*Instructions to follow*:
Copy every line of the data exactly, leaving nothing out.

Saved entries
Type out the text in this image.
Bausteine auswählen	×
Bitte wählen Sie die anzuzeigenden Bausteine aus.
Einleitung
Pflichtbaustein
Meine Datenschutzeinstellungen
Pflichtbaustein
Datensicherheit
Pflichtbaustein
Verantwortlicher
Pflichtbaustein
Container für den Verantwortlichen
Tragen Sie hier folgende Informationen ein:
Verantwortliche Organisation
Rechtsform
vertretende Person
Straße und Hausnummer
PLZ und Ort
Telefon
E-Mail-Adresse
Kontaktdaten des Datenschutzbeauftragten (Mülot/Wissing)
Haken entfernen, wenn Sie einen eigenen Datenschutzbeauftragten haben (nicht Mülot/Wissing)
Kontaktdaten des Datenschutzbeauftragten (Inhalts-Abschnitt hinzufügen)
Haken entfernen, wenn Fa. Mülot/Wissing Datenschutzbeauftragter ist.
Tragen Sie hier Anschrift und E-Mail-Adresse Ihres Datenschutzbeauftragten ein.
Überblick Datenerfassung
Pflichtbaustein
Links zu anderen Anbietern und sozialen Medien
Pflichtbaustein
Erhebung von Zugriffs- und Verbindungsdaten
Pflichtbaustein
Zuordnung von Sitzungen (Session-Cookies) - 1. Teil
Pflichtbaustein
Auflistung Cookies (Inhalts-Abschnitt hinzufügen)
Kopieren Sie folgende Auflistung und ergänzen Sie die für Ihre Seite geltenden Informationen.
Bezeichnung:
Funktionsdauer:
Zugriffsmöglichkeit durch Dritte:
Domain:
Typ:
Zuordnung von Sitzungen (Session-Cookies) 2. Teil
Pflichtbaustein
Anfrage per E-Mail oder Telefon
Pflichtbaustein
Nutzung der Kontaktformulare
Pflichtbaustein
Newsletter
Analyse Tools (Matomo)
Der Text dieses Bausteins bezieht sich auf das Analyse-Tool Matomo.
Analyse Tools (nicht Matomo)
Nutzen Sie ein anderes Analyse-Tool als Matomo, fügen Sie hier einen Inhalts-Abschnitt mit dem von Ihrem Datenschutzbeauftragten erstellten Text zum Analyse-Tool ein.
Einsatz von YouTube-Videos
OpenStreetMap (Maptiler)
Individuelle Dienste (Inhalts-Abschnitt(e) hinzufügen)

*Exercise solution*:
Type out the text in this image.
Bausteine auswählen	×
Bitte wählen Sie die anzuzeigenden Bausteine aus.
Einleitung
Pflichtbaustein
Meine Datenschutzeinstellungen
Pflichtbaustein
Datensicherheit
Pflichtbaustein
Verantwortlicher
Pflichtbaustein
Container für den Verantwortlichen
Tragen Sie hier folgende Informationen ein:
Verantwortliche Organisation
Rechtsform
vertretende Person
Straße und Hausnummer
PLZ und Ort
Telefon
E-Mail-Adresse
Kontaktdaten des Datenschutzbeauftragten (Mülot/Wissing)
Haken entfernen, wenn Sie einen eigenen Datenschutzbeauftragten haben (nicht Mülot/Wissing)
Kontaktdaten des Datenschutzbeauftragten (Inhalts-Abschnitt hinzufügen)
Haken entfernen, wenn Fa. Mülot/Wissing Datenschutzbeauftragter ist.
Tragen Sie hier Anschrift und E-Mail-Adresse Ihres Datenschutzbeauftragten ein.
Überblick Datenerfassung
Pflichtbaustein
Links zu anderen Anbietern und sozialen Medien
Pflichtbaustein
Erhebung von Zugriffs- und Verbindungsdaten
Pflichtbaustein
Zuordnung von Sitzungen (Session-Cookies) - 1. Teil
Pflichtbaustein
Auflistung Cookies (Inhalts-Abschnitt hinzufügen)
Kopieren Sie folgende Auflistung und ergänzen Sie die für Ihre Seite geltenden Informationen.
Bezeichnung:
Funktionsdauer:
Zugriffsmöglichkeit durch Dritte:
Domain:
Typ:
Zuordnung von Sitzungen (Session-Cookies) 2. Teil
Pflichtbaustein
Anfrage per E-Mail oder Telefon
Pflichtbaustein
Nutzung der Kontaktformulare
Pflichtbaustein
Newsletter
Analyse Tools (Matomo)
Der Text dieses Bausteins bezieht sich auf das Analyse-Tool Matomo.
Analyse Tools (nicht Matomo)
Nutzen Sie ein anderes Analyse-Tool als Matomo, fügen Sie hier einen Inhalts-Abschnitt mit dem von Ihrem Datenschutzbeauftragten erstellten Text zum Analyse-Tool ein.
Einsatz von YouTube-Videos
OpenStreetMap (Maptiler)
Individuelle Dienste (Inhalts-Abschnitt(e) hinzufügen)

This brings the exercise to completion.